(DATA SHOWN)
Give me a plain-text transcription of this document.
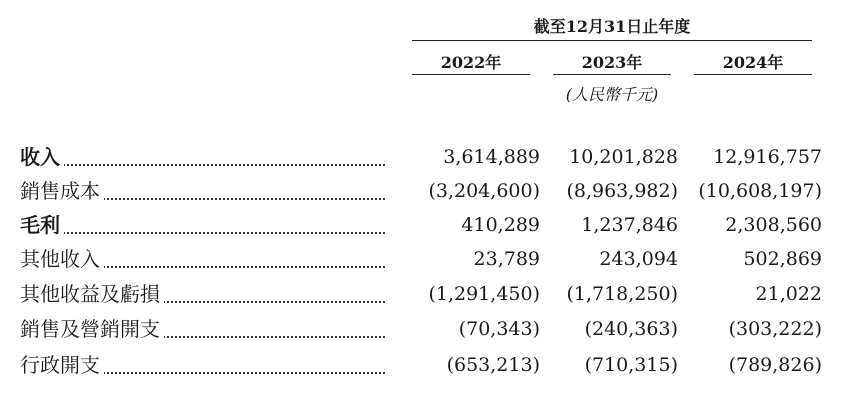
截至12月31日止年度
2022年	2023年	2024年
(人民幣千元)
收入	3,614,889 10,201,828 12,916,757
銷售成本	(3,204,600) (8,963,982) (10,608,197)
毛利	410,289 1,237,846 2,308,560
其他收入	23,789	243,094	502,869
其他收益及虧損	(1,291,450) (1,718,250)	21,022
銷售及營銷開支	(70,343) (240,363)	(303,222)
行政開支	(653,213) (710,315)	(789,826)
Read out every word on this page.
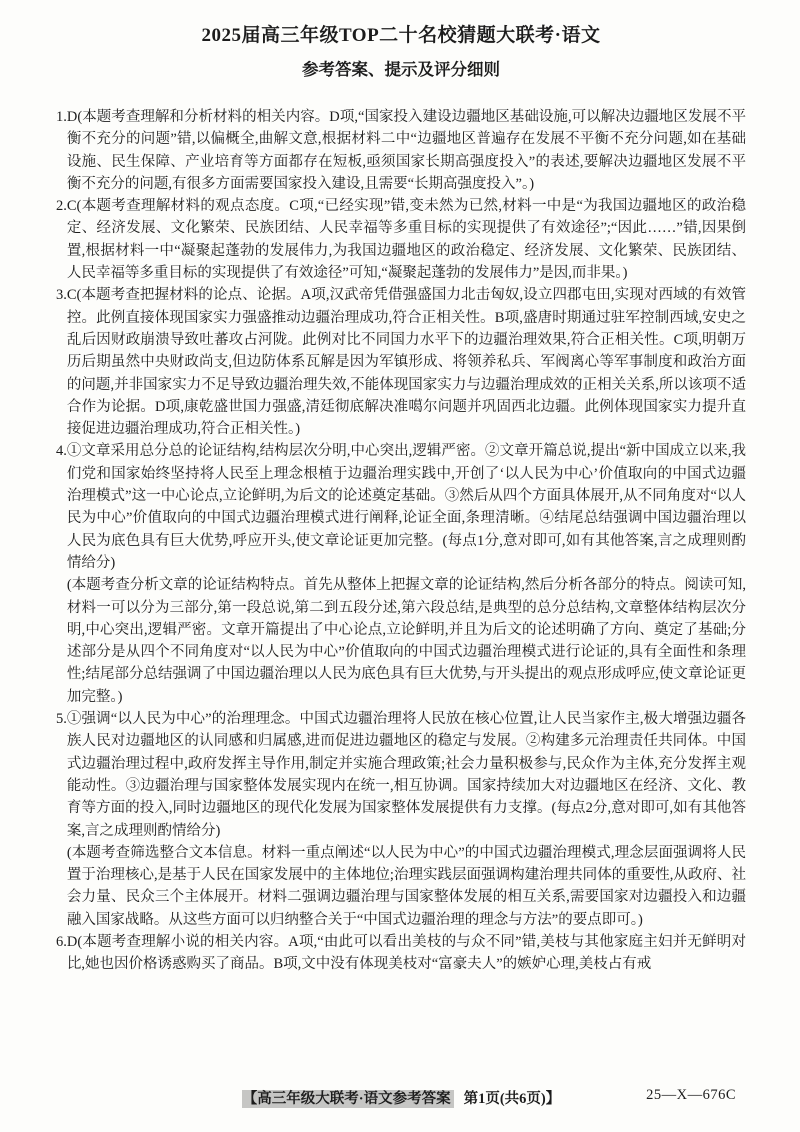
2025届高三年级TOP二十名校猜题大联考·语文
参考答案、提示及评分细则
1. D(本题考查理解和分析材料的相关内容。D项,“国家投入建设边疆地区基础设施,可以解决边疆地区发展不平衡不充分的问题”错,以偏概全,曲解文意,根据材料二中“边疆地区普遍存在发展不平衡不充分问题,如在基础设施、民生保障、产业培育等方面都存在短板,亟须国家长期高强度投入”的表述,要解决边疆地区发展不平衡不充分的问题,有很多方面需要国家投入建设,且需要“长期高强度投入”。)

2. C(本题考查理解材料的观点态度。C项,“已经实现”错,变未然为已然,材料一中是“为我国边疆地区的政治稳定、经济发展、文化繁荣、民族团结、人民幸福等多重目标的实现提供了有效途径”;“因此……”错,因果倒置,根据材料一中“凝聚起蓬勃的发展伟力,为我国边疆地区的政治稳定、经济发展、文化繁荣、民族团结、人民幸福等多重目标的实现提供了有效途径”可知,“凝聚起蓬勃的发展伟力”是因,而非果。)

3. C(本题考查把握材料的论点、论据。A项,汉武帝凭借强盛国力北击匈奴,设立四郡屯田,实现对西域的有效管控。此例直接体现国家实力强盛推动边疆治理成功,符合正相关性。B项,盛唐时期通过驻军控制西域,安史之乱后因财政崩溃导致吐蕃攻占河陇。此例对比不同国力水平下的边疆治理效果,符合正相关性。C项,明朝万历后期虽然中央财政尚支,但边防体系瓦解是因为军镇形成、将领养私兵、军阀离心等军事制度和政治方面的问题,并非国家实力不足导致边疆治理失效,不能体现国家实力与边疆治理成效的正相关关系,所以该项不适合作为论据。D项,康乾盛世国力强盛,清廷彻底解决准噶尔问题并巩固西北边疆。此例体现国家实力提升直接促进边疆治理成功,符合正相关性。)

4. ①文章采用总分总的论证结构,结构层次分明,中心突出,逻辑严密。②文章开篇总说,提出“新中国成立以来,我们党和国家始终坚持将人民至上理念根植于边疆治理实践中,开创了‘以人民为中心’价值取向的中国式边疆治理模式”这一中心论点,立论鲜明,为后文的论述奠定基础。③然后从四个方面具体展开,从不同角度对“以人民为中心”价值取向的中国式边疆治理模式进行阐释,论证全面,条理清晰。④结尾总结强调中国边疆治理以人民为底色具有巨大优势,呼应开头,使文章论证更加完整。(每点1分,意对即可,如有其他答案,言之成理则酌情给分)

(本题考查分析文章的论证结构特点。首先从整体上把握文章的论证结构,然后分析各部分的特点。阅读可知,材料一可以分为三部分,第一段总说,第二到五段分述,第六段总结,是典型的总分总结构,文章整体结构层次分明,中心突出,逻辑严密。文章开篇提出了中心论点,立论鲜明,并且为后文的论述明确了方向、奠定了基础;分述部分是从四个不同角度对“以人民为中心”价值取向的中国式边疆治理模式进行论证的,具有全面性和条理性;结尾部分总结强调了中国边疆治理以人民为底色具有巨大优势,与开头提出的观点形成呼应,使文章论证更加完整。)

5. ①强调“以人民为中心”的治理理念。中国式边疆治理将人民放在核心位置,让人民当家作主,极大增强边疆各族人民对边疆地区的认同感和归属感,进而促进边疆地区的稳定与发展。②构建多元治理责任共同体。中国式边疆治理过程中,政府发挥主导作用,制定并实施合理政策;社会力量积极参与,民众作为主体,充分发挥主观能动性。③边疆治理与国家整体发展实现内在统一,相互协调。国家持续加大对边疆地区在经济、文化、教育等方面的投入,同时边疆地区的现代化发展为国家整体发展提供有力支撑。(每点2分,意对即可,如有其他答案,言之成理则酌情给分)

(本题考查筛选整合文本信息。材料一重点阐述“以人民为中心”的中国式边疆治理模式,理念层面强调将人民置于治理核心,是基于人民在国家发展中的主体地位;治理实践层面强调构建治理共同体的重要性,从政府、社会力量、民众三个主体展开。材料二强调边疆治理与国家整体发展的相互关系,需要国家对边疆投入和边疆融入国家战略。从这些方面可以归纳整合关于“中国式边疆治理的理念与方法”的要点即可。)

6. D(本题考查理解小说的相关内容。A项,“由此可以看出美枝的与众不同”错,美枝与其他家庭主妇并无鲜明对比,她也因价格诱惑购买了商品。B项,文中没有体现美枝对“富豪夫人”的嫉妒心理,美枝占有戒

【高三年级大联考·语文参考答案 第1页(共6页)】	25—X—676C
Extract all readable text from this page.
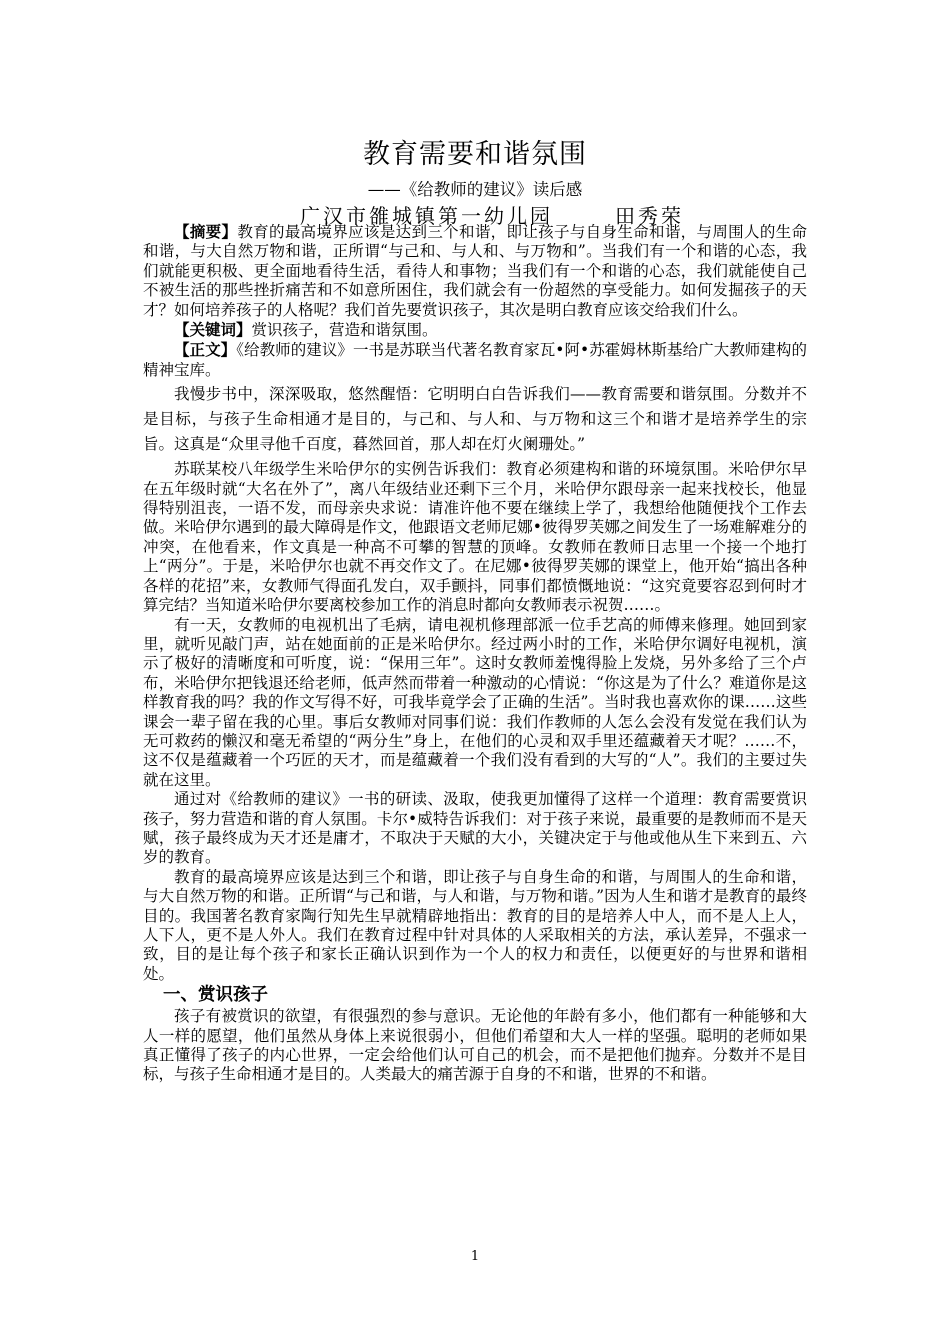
教育需要和谐氛围
——《给教师的建议》读后感
广汉市雒城镇第一幼儿园	田秀荣

【摘要】教育的最高境界应该是达到三个和谐，即让孩子与自身生命和谐，与周围人的生命和谐，与大自然万物和谐，正所谓“与己和、与人和、与万物和”。当我们有一个和谐的心态，我们就能更积极、更全面地看待生活，看待人和事物；当我们有一个和谐的心态，我们就能使自己不被生活的那些挫折痛苦和不如意所困住，我们就会有一份超然的享受能力。如何发掘孩子的天才？如何培养孩子的人格呢？我们首先要赏识孩子，其次是明白教育应该交给我们什么。

【关键词】赏识孩子，营造和谐氛围。

【正文】《给教师的建议》一书是苏联当代著名教育家瓦•阿•苏霍姆林斯基给广大教师建构的精神宝库。

我慢步书中，深深吸取，悠然醒悟：它明明白白告诉我们——教育需要和谐氛围。分数并不是目标，与孩子生命相通才是目的，与己和、与人和、与万物和这三个和谐才是培养学生的宗旨。这真是“众里寻他千百度，暮然回首，那人却在灯火阑珊处。”

苏联某校八年级学生米哈伊尔的实例告诉我们：教育必须建构和谐的环境氛围。米哈伊尔早在五年级时就“大名在外了”，离八年级结业还剩下三个月，米哈伊尔跟母亲一起来找校长，他显得特别沮丧，一语不发，而母亲央求说：请准许他不要在继续上学了，我想给他随便找个工作去做。米哈伊尔遇到的最大障碍是作文，他跟语文老师尼娜•彼得罗芙娜之间发生了一场难解难分的冲突，在他看来，作文真是一种高不可攀的智慧的顶峰。女教师在教师日志里一个接一个地打上“两分”。于是，米哈伊尔也就不再交作文了。在尼娜•彼得罗芙娜的课堂上，他开始“搞出各种各样的花招”来，女教师气得面孔发白，双手颤抖，同事们都愤慨地说：“这究竟要容忍到何时才算完结？当知道米哈伊尔要离校参加工作的消息时都向女教师表示祝贺……。

有一天，女教师的电视机出了毛病，请电视机修理部派一位手艺高的师傅来修理。她回到家里，就听见敲门声，站在她面前的正是米哈伊尔。经过两小时的工作，米哈伊尔调好电视机，演示了极好的清晰度和可听度，说：“保用三年”。这时女教师羞愧得脸上发烧，另外多给了三个卢布，米哈伊尔把钱退还给老师，低声然而带着一种激动的心情说：“你这是为了什么？难道你是这样教育我的吗？我的作文写得不好，可我毕竟学会了正确的生活”。当时我也喜欢你的课……这些课会一辈子留在我的心里。事后女教师对同事们说：我们作教师的人怎么会没有发觉在我们认为无可救药的懒汉和毫无希望的“两分生”身上，在他们的心灵和双手里还蕴藏着天才呢？……不，这不仅是蕴藏着一个巧匠的天才，而是蕴藏着一个我们没有看到的大写的“人”。我们的主要过失就在这里。

通过对《给教师的建议》一书的研读、汲取，使我更加懂得了这样一个道理：教育需要赏识孩子，努力营造和谐的育人氛围。卡尔•威特告诉我们：对于孩子来说，最重要的是教师而不是天赋，孩子最终成为天才还是庸才，不取决于天赋的大小，关键决定于与他或他从生下来到五、六岁的教育。

教育的最高境界应该是达到三个和谐，即让孩子与自身生命的和谐，与周围人的生命和谐，与大自然万物的和谐。正所谓“与己和谐，与人和谐，与万物和谐。”因为人生和谐才是教育的最终目的。我国著名教育家陶行知先生早就精辟地指出：教育的目的是培养人中人，而不是人上人，人下人，更不是人外人。我们在教育过程中针对具体的人采取相关的方法，承认差异，不强求一致，目的是让每个孩子和家长正确认识到作为一个人的权力和责任，以便更好的与世界和谐相处。

一、赏识孩子

孩子有被赏识的欲望，有很强烈的参与意识。无论他的年龄有多小，他们都有一种能够和大人一样的愿望，他们虽然从身体上来说很弱小，但他们希望和大人一样的坚强。聪明的老师如果真正懂得了孩子的内心世界，一定会给他们认可自己的机会，而不是把他们抛弃。分数并不是目标，与孩子生命相通才是目的。人类最大的痛苦源于自身的不和谐，世界的不和谐。

1
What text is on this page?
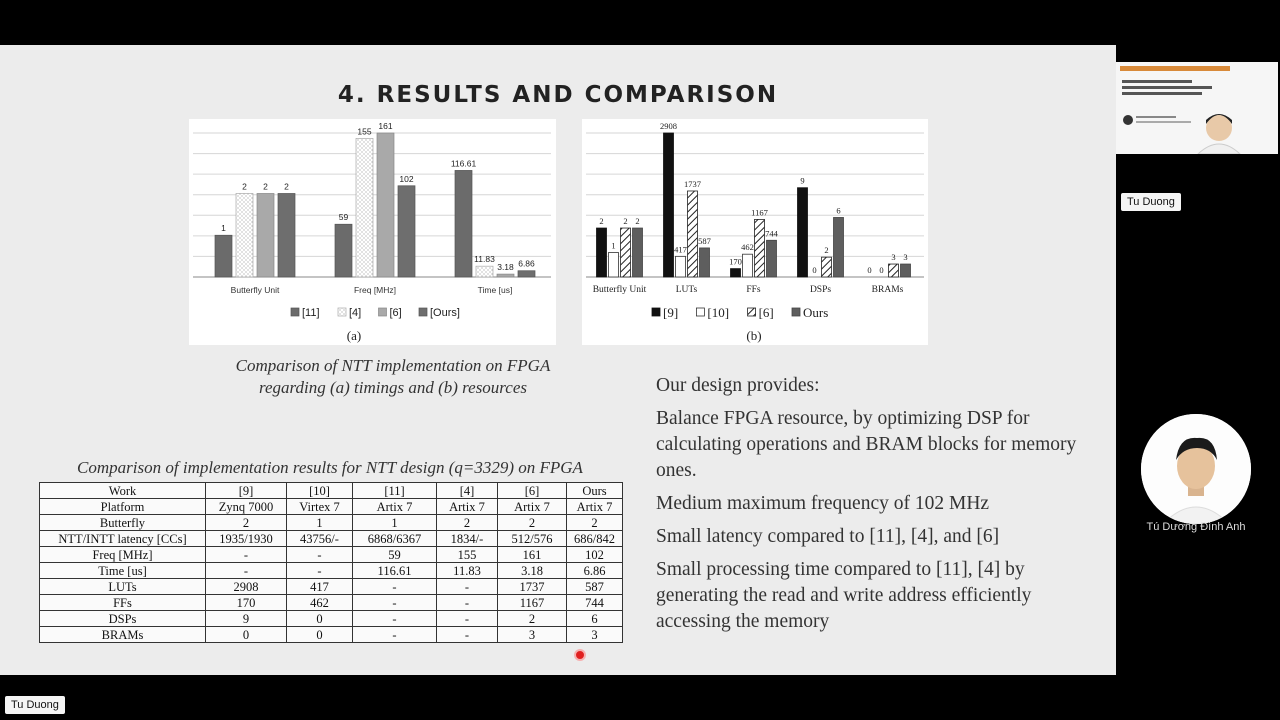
4. RESULTS AND COMPARISON
1
2 2 2
Butterfly Unit
59
155
161
102
Freq [MHz]
116.61
11.83
3.18 6.86
Time [us]
[11]	[4]	[6]	[Ours]
(a)
2
1
2 2
Butterfly Unit
2908
417
1737
587
LUTs
170
462
1167
744
FFs
9
0
2
6
DSPs
0 0
3 3
BRAMs
[9] [10] [6] Ours
(b)
Comparison of NTT implementation on FPGA
regarding (a) timings and (b) resources
Comparison of implementation results for NTT design (q=3329) on FPGA
Work	[9]	[10]	[11]	[4]	[6]	Ours
Platform	Zynq 7000	Virtex 7	Artix 7	Artix 7	Artix 7	Artix 7
Butterfly	2	1	1	2	2	2
NTT/INTT latency [CCs]	1935/1930	43756/-	6868/6367	1834/-	512/576	686/842
Freq [MHz]	-	-	59	155	161	102
Time [us]	-	-	116.61	11.83	3.18	6.86
LUTs	2908	417	-	-	1737	587
FFs	170	462	-	-	1167	744
DSPs	9	0	-	-	2	6
BRAMs	0	0	-	-	3	3

Our design provides:

Balance FPGA resource, by optimizing DSP for calculating operations and BRAM blocks for memory ones.

Medium maximum frequency of 102 MHz

Small latency compared to [11], [4], and [6]

Small processing time compared to [11], [4] by generating the read and write address efficiently accessing the memory

Tu Duong
Tú Dương Đình Anh
Tu Duong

(EXERCISE PROMPT) Write out every line from the entries where "Ours" appears.

(REPLY TO THE EXERCISE)
[11]	[4]	[6]	[Ours]
[9] [10] [6] Ours
Work	[9]	[10]	[11]	[4]	[6]	Ours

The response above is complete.